* Start *

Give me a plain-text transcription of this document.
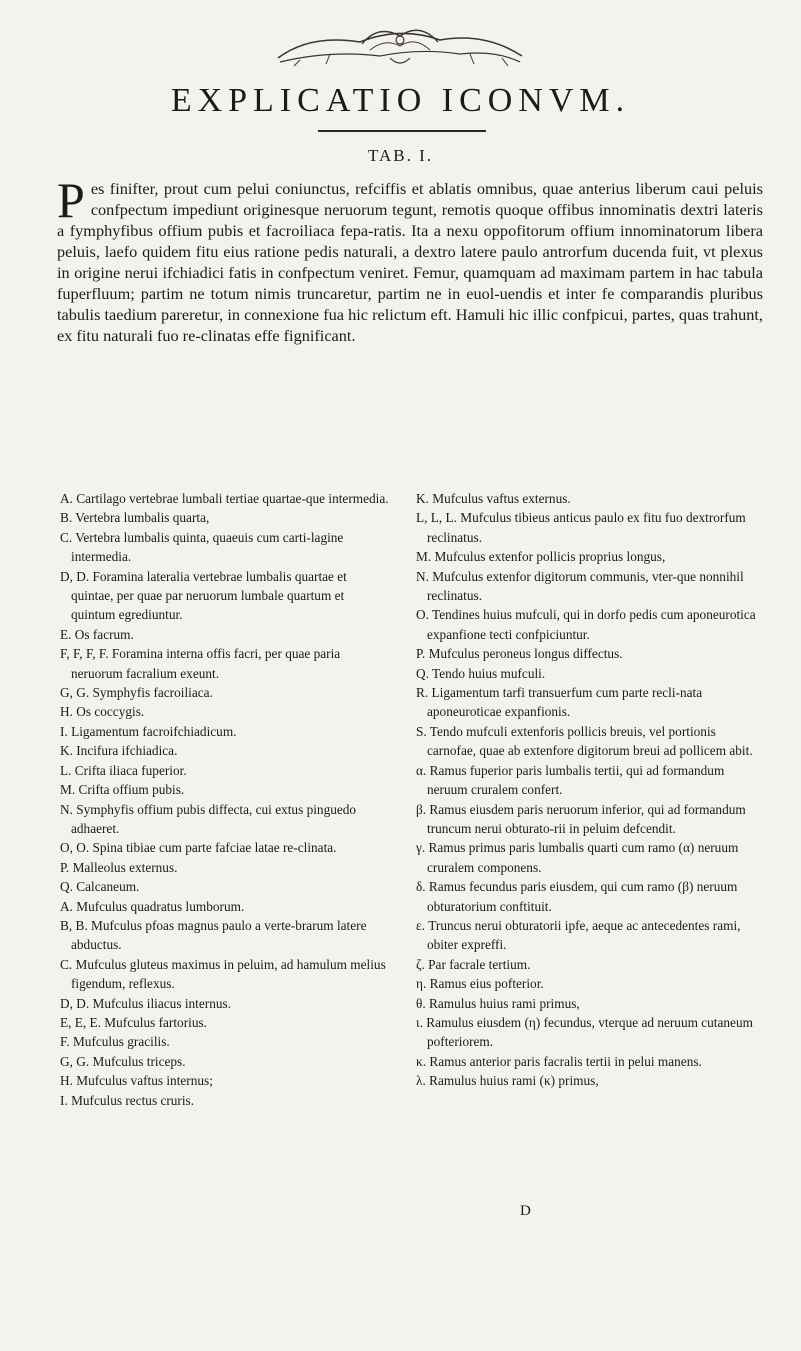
EXPLICATIO ICONVM.
TAB. I.
P es finifter, prout cum pelui coniunctus, refciffis et ablatis omnibus, quae anterius liberum caui peluis confpectum impediunt originesque neruorum tegunt, remotis quoque offibus innominatis dextri lateris a fymphyfibus offium pubis et facroiliaca fepa-ratis. Ita a nexu oppofitorum offium innominatorum libera peluis, laefo quidem fitu eius ratione pedis naturali, a dextro latere paulo antrorfum ducenda fuit, vt plexus in origine nerui ifchiadici fatis in confpectum veniret. Femur, quamquam ad maximam partem in hac tabula fuperfluum; partim ne totum nimis truncaretur, partim ne in euol-uendis et inter fe comparandis pluribus tabulis taedium pareretur, in connexione fua hic relictum eft. Hamuli hic illic confpicui, partes, quas trahunt, ex fitu naturali fuo re-clinatas effe fignificant.

A. Cartilago vertebrae lumbali tertiae quartae-que intermedia.

B. Vertebra lumbalis quarta,

C. Vertebra lumbalis quinta, quaeuis cum carti-lagine intermedia.

D, D. Foramina lateralia vertebrae lumbalis quartae et quintae, per quae par neruorum lumbale quartum et quintum egrediuntur.

E. Os facrum.

F, F, F, F. Foramina interna offis facri, per quae paria neruorum facralium exeunt.

G, G. Symphyfis facroiliaca.

H. Os coccygis.

I. Ligamentum facroifchiadicum.

K. Incifura ifchiadica.

L. Crifta iliaca fuperior.

M. Crifta offium pubis.

N. Symphyfis offium pubis diffecta, cui extus pinguedo adhaeret.

O, O. Spina tibiae cum parte fafciae latae re-clinata.

P. Malleolus externus.

Q. Calcaneum.

A. Mufculus quadratus lumborum.

B, B. Mufculus pfoas magnus paulo a verte-brarum latere abductus.

C. Mufculus gluteus maximus in peluim, ad hamulum melius figendum, reflexus.

D, D. Mufculus iliacus internus.

E, E, E. Mufculus fartorius.

F. Mufculus gracilis.

G, G. Mufculus triceps.

H. Mufculus vaftus internus;

I. Mufculus rectus cruris.

K. Mufculus vaftus externus.

L, L, L. Mufculus tibieus anticus paulo ex fitu fuo dextrorfum reclinatus.

M. Mufculus extenfor pollicis proprius longus,

N. Mufculus extenfor digitorum communis, vter-que nonnihil reclinatus.

O. Tendines huius mufculi, qui in dorfo pedis cum aponeurotica expanfione tecti confpiciuntur.

P. Mufculus peroneus longus diffectus.

Q. Tendo huius mufculi.

R. Ligamentum tarfi transuerfum cum parte recli-nata aponeuroticae expanfionis.

S. Tendo mufculi extenforis pollicis breuis, vel portionis carnofae, quae ab extenfore digitorum breui ad pollicem abit.

α. Ramus fuperior paris lumbalis tertii, qui ad formandum neruum cruralem confert.

β. Ramus eiusdem paris neruorum inferior, qui ad formandum truncum nerui obturato-rii in peluim defcendit.

γ. Ramus primus paris lumbalis quarti cum ramo (α) neruum cruralem componens.

δ. Ramus fecundus paris eiusdem, qui cum ramo (β) neruum obturatorium conftituit.

ε. Truncus nerui obturatorii ipfe, aeque ac antecedentes rami, obiter expreffi.

ζ. Par facrale tertium.

η. Ramus eius pofterior.

θ. Ramulus huius rami primus,

ι. Ramulus eiusdem (η) fecundus, vterque ad neruum cutaneum pofteriorem.

κ. Ramus anterior paris facralis tertii in pelui manens.

λ. Ramulus huius rami (κ) primus,

D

* End *

Problem to work on: Pick out all lines from the data above in which the word "ramo" appears.

Exercise response:
γ. Ramus primus paris lumbalis quarti cum ramo (α) neruum cruralem componens.
δ. Ramus fecundus paris eiusdem, qui cum ramo (β) neruum obturatorium conftituit.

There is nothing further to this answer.